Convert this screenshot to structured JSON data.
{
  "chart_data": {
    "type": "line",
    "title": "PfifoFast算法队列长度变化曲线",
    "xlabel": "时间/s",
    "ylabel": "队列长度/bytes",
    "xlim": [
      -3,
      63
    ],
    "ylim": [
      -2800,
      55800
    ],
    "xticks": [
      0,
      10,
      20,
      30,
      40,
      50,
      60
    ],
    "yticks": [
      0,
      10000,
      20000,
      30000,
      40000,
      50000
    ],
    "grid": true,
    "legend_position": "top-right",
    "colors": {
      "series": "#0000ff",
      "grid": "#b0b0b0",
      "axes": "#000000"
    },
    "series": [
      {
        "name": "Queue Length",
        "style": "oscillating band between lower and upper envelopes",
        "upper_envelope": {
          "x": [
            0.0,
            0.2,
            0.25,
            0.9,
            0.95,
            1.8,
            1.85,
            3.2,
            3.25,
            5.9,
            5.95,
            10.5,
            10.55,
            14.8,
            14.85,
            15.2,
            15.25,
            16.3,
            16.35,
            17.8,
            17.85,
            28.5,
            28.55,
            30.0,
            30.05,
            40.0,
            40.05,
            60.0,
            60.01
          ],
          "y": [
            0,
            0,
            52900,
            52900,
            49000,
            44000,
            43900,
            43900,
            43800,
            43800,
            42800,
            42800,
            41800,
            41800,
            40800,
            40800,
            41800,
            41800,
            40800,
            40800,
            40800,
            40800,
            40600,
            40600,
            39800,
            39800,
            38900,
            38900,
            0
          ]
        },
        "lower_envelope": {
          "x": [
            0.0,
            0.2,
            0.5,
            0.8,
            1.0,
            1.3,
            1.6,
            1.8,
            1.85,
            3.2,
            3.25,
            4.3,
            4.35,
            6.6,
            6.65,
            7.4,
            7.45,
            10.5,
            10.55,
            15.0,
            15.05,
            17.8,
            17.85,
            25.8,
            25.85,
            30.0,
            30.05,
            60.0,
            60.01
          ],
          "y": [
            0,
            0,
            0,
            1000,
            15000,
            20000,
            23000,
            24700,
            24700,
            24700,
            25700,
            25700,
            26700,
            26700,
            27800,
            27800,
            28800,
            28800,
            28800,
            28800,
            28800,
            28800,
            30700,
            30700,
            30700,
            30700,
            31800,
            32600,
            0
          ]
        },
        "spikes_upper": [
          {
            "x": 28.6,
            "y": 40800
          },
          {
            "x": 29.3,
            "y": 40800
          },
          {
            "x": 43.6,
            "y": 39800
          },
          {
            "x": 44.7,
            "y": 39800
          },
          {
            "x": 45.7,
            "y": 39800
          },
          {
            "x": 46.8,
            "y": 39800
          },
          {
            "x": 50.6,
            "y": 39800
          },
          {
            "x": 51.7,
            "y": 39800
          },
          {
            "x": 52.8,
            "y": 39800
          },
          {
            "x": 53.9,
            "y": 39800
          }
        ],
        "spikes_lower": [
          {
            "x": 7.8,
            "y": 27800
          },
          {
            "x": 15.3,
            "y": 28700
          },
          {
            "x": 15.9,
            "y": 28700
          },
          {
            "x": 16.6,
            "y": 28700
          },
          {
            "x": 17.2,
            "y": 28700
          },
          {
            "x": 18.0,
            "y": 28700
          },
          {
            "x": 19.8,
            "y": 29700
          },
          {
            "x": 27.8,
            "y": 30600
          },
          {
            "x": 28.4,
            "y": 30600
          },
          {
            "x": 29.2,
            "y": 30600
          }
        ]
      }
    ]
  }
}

[What the exercise asks]: Reproduce the data in full, exactly as presented.

[Task solution]:
Convert this screenshot to structured JSON data.
{
  "chart_data": {
    "type": "line",
    "title": "PfifoFast算法队列长度变化曲线",
    "xlabel": "时间/s",
    "ylabel": "队列长度/bytes",
    "xlim": [
      -3,
      63
    ],
    "ylim": [
      -2800,
      55800
    ],
    "xticks": [
      0,
      10,
      20,
      30,
      40,
      50,
      60
    ],
    "yticks": [
      0,
      10000,
      20000,
      30000,
      40000,
      50000
    ],
    "grid": true,
    "legend_position": "top-right",
    "colors": {
      "series": "#0000ff",
      "grid": "#b0b0b0",
      "axes": "#000000"
    },
    "series": [
      {
        "name": "Queue Length",
        "style": "oscillating band between lower and upper envelopes",
        "upper_envelope": {
          "x": [
            0.0,
            0.2,
            0.25,
            0.9,
            0.95,
            1.8,
            1.85,
            3.2,
            3.25,
            5.9,
            5.95,
            10.5,
            10.55,
            14.8,
            14.85,
            15.2,
            15.25,
            16.3,
            16.35,
            17.8,
            17.85,
            28.5,
            28.55,
            30.0,
            30.05,
            40.0,
            40.05,
            60.0,
            60.01
          ],
          "y": [
            0,
            0,
            52900,
            52900,
            49000,
            44000,
            43900,
            43900,
            43800,
            43800,
            42800,
            42800,
            41800,
            41800,
            40800,
            40800,
            41800,
            41800,
            40800,
            40800,
            40800,
            40800,
            40600,
            40600,
            39800,
            39800,
            38900,
            38900,
            0
          ]
        },
        "lower_envelope": {
          "x": [
            0.0,
            0.2,
            0.5,
            0.8,
            1.0,
            1.3,
            1.6,
            1.8,
            1.85,
            3.2,
            3.25,
            4.3,
            4.35,
            6.6,
            6.65,
            7.4,
            7.45,
            10.5,
            10.55,
            15.0,
            15.05,
            17.8,
            17.85,
            25.8,
            25.85,
            30.0,
            30.05,
            60.0,
            60.01
          ],
          "y": [
            0,
            0,
            0,
            1000,
            15000,
            20000,
            23000,
            24700,
            24700,
            24700,
            25700,
            25700,
            26700,
            26700,
            27800,
            27800,
            28800,
            28800,
            28800,
            28800,
            28800,
            28800,
            30700,
            30700,
            30700,
            30700,
            31800,
            32600,
            0
          ]
        },
        "spikes_upper": [
          {
            "x": 28.6,
            "y": 40800
          },
          {
            "x": 29.3,
            "y": 40800
          },
          {
            "x": 43.6,
            "y": 39800
          },
          {
            "x": 44.7,
            "y": 39800
          },
          {
            "x": 45.7,
            "y": 39800
          },
          {
            "x": 46.8,
            "y": 39800
          },
          {
            "x": 50.6,
            "y": 39800
          },
          {
            "x": 51.7,
            "y": 39800
          },
          {
            "x": 52.8,
            "y": 39800
          },
          {
            "x": 53.9,
            "y": 39800
          }
        ],
        "spikes_lower": [
          {
            "x": 7.8,
            "y": 27800
          },
          {
            "x": 15.3,
            "y": 28700
          },
          {
            "x": 15.9,
            "y": 28700
          },
          {
            "x": 16.6,
            "y": 28700
          },
          {
            "x": 17.2,
            "y": 28700
          },
          {
            "x": 18.0,
            "y": 28700
          },
          {
            "x": 19.8,
            "y": 29700
          },
          {
            "x": 27.8,
            "y": 30600
          },
          {
            "x": 28.4,
            "y": 30600
          },
          {
            "x": 29.2,
            "y": 30600
          }
        ]
      }
    ]
  }
}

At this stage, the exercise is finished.